WHAT IS NEEDED.
Reproduce only the lines from the first one up to and including the line with "obs-assimilated-marker — [501, 232, 510, 241]", with "rmse-data-point" changed to "rmse-marker" and nothing else altered.

MATERIAL.
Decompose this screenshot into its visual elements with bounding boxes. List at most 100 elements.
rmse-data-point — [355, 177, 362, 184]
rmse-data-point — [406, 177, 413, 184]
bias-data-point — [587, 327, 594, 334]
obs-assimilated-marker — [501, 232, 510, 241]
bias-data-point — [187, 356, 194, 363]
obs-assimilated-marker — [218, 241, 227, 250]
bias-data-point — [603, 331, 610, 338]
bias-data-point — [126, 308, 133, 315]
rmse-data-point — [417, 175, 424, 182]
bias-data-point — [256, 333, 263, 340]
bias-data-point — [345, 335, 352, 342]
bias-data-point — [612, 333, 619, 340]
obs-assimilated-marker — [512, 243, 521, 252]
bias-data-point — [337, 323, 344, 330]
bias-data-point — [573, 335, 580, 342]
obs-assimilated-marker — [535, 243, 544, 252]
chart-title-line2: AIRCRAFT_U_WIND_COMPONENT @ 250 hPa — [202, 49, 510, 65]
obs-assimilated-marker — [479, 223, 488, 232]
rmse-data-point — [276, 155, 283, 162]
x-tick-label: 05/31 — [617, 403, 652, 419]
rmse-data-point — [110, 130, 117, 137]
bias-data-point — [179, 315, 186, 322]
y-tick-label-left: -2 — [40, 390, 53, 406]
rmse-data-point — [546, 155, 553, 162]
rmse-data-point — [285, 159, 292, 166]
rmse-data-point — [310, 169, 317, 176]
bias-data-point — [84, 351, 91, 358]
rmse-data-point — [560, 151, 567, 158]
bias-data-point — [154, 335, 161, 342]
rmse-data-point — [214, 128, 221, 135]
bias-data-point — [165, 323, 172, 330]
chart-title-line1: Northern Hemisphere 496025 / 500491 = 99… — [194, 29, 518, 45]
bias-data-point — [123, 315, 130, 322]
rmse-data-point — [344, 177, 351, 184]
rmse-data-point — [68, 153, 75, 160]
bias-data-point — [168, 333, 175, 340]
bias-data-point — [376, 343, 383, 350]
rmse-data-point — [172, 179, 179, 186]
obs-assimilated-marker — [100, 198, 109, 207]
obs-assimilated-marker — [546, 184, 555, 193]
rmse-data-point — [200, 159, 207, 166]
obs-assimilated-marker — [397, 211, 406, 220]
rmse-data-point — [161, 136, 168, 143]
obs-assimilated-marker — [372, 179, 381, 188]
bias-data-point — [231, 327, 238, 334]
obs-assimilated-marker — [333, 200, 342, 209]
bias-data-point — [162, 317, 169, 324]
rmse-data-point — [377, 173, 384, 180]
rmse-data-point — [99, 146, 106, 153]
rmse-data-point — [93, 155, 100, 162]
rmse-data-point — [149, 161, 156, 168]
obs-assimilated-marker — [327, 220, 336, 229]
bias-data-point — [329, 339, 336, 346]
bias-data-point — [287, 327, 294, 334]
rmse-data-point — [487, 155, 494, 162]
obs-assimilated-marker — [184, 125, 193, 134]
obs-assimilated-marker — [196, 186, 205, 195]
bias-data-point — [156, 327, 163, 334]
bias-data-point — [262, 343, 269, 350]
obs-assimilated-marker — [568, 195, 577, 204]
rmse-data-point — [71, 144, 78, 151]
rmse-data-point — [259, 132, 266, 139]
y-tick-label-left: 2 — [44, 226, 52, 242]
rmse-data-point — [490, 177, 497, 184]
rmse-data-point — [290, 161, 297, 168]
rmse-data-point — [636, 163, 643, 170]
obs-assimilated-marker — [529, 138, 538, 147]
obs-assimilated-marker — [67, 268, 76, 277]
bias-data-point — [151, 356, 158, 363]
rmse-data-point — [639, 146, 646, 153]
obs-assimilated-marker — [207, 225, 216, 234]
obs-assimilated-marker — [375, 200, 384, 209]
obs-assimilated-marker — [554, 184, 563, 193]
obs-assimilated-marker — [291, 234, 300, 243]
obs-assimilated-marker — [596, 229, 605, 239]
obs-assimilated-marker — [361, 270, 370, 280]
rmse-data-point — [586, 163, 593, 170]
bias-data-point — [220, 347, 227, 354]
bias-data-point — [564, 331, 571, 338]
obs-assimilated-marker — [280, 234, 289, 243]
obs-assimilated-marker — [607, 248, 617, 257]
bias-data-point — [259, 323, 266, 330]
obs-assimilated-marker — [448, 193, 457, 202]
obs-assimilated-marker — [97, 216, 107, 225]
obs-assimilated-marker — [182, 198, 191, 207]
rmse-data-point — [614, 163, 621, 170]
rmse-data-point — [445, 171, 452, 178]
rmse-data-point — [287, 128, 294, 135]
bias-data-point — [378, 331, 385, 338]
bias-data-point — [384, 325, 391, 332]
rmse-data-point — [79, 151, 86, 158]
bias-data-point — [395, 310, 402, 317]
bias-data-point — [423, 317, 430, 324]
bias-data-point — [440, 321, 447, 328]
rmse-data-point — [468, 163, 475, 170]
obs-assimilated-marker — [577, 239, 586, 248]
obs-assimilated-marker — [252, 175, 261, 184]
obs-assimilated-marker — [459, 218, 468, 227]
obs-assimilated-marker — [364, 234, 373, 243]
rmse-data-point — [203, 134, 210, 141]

SOLUTION TO THE EXERCISE.
Decompose this screenshot into its visual elements with bounding boxes. List at most 100 elements.
rmse-marker — [355, 177, 362, 184]
rmse-marker — [406, 177, 413, 184]
bias-data-point — [587, 327, 594, 334]
obs-assimilated-marker — [501, 232, 510, 241]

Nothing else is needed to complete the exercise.